- _Stored data entries_:
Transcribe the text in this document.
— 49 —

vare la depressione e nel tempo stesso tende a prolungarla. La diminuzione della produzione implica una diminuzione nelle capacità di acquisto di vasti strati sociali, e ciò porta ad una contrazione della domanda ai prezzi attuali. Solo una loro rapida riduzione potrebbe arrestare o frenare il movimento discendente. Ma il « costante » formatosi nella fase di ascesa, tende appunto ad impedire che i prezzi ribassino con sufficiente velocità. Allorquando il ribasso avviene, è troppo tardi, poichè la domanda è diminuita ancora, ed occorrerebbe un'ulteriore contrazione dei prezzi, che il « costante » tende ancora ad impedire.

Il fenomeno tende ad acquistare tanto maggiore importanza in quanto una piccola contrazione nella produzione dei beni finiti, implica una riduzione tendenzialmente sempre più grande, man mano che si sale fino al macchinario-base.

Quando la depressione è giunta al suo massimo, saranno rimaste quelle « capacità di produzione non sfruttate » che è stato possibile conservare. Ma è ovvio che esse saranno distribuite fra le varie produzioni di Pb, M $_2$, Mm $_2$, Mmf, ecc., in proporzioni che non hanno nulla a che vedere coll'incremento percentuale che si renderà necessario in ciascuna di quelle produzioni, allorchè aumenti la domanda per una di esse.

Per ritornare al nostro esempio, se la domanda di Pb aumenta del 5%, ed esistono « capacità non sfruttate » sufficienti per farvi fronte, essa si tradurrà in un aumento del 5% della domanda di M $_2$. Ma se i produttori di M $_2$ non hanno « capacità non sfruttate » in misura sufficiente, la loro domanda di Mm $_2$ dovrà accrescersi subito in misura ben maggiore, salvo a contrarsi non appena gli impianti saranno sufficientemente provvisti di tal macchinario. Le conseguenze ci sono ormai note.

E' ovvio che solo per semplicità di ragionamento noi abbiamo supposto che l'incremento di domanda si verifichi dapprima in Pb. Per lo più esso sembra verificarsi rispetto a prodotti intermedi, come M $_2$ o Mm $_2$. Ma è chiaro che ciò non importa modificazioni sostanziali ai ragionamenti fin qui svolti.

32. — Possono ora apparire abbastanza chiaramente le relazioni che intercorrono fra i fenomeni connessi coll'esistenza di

- _WHAT THIS TASK INVOLVES_: Print the whole listing again, exactly.

- _THE REPLY_:
Transcribe the text in this document.
— 49 —

vare la depressione e nel tempo stesso tende a prolungarla. La diminuzione della produzione implica una diminuzione nelle capacità di acquisto di vasti strati sociali, e ciò porta ad una contrazione della domanda ai prezzi attuali. Solo una loro rapida riduzione potrebbe arrestare o frenare il movimento discendente. Ma il « costante » formatosi nella fase di ascesa, tende appunto ad impedire che i prezzi ribassino con sufficiente velocità. Allorquando il ribasso avviene, è troppo tardi, poichè la domanda è diminuita ancora, ed occorrerebbe un'ulteriore contrazione dei prezzi, che il « costante » tende ancora ad impedire.

Il fenomeno tende ad acquistare tanto maggiore importanza in quanto una piccola contrazione nella produzione dei beni finiti, implica una riduzione tendenzialmente sempre più grande, man mano che si sale fino al macchinario-base.

Quando la depressione è giunta al suo massimo, saranno rimaste quelle « capacità di produzione non sfruttate » che è stato possibile conservare. Ma è ovvio che esse saranno distribuite fra le varie produzioni di Pb, M $_2$, Mm $_2$, Mmf, ecc., in proporzioni che non hanno nulla a che vedere coll'incremento percentuale che si renderà necessario in ciascuna di quelle produzioni, allorchè aumenti la domanda per una di esse.

Per ritornare al nostro esempio, se la domanda di Pb aumenta del 5%, ed esistono « capacità non sfruttate » sufficienti per farvi fronte, essa si tradurrà in un aumento del 5% della domanda di M $_2$. Ma se i produttori di M $_2$ non hanno « capacità non sfruttate » in misura sufficiente, la loro domanda di Mm $_2$ dovrà accrescersi subito in misura ben maggiore, salvo a contrarsi non appena gli impianti saranno sufficientemente provvisti di tal macchinario. Le conseguenze ci sono ormai note.

E' ovvio che solo per semplicità di ragionamento noi abbiamo supposto che l'incremento di domanda si verifichi dapprima in Pb. Per lo più esso sembra verificarsi rispetto a prodotti intermedi, come M $_2$ o Mm $_2$. Ma è chiaro che ciò non importa modificazioni sostanziali ai ragionamenti fin qui svolti.

32. — Possono ora apparire abbastanza chiaramente le relazioni che intercorrono fra i fenomeni connessi coll'esistenza di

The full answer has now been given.